Written exercise = Copy out all lines with the word "structured" in them.

Input data =
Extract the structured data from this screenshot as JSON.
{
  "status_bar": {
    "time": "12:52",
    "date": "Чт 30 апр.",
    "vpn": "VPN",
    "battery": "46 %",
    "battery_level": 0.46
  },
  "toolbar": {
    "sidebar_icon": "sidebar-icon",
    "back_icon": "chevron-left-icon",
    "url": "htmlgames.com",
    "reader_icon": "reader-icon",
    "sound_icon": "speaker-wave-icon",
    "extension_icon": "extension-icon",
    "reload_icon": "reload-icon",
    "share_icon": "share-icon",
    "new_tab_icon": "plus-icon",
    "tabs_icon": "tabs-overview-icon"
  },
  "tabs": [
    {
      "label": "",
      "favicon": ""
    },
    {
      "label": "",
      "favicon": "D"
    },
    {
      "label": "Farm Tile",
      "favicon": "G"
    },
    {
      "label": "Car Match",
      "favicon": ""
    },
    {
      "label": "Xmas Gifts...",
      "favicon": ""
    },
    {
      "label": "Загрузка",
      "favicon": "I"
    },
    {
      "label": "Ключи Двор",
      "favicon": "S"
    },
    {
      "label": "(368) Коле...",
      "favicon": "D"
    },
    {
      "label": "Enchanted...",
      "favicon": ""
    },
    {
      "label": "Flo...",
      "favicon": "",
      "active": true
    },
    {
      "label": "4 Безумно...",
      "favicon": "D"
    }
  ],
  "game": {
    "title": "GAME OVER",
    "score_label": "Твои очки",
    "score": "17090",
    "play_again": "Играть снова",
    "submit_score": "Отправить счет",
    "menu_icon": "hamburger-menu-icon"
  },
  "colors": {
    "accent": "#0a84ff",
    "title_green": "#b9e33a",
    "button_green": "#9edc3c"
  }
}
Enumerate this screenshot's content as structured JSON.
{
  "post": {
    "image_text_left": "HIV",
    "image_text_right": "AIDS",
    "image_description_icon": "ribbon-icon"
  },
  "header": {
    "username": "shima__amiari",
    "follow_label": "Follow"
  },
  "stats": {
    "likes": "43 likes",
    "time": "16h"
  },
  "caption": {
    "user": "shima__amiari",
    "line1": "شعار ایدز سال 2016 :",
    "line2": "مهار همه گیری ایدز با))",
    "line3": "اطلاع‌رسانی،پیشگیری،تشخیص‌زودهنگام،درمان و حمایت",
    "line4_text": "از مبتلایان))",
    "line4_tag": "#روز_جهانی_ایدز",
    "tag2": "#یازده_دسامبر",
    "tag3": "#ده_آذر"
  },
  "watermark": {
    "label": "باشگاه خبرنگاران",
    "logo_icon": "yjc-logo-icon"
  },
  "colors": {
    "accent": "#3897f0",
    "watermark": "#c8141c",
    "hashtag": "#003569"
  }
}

Written response =
Extract the structured data from this screenshot as JSON.
Enumerate this screenshot's content as structured JSON.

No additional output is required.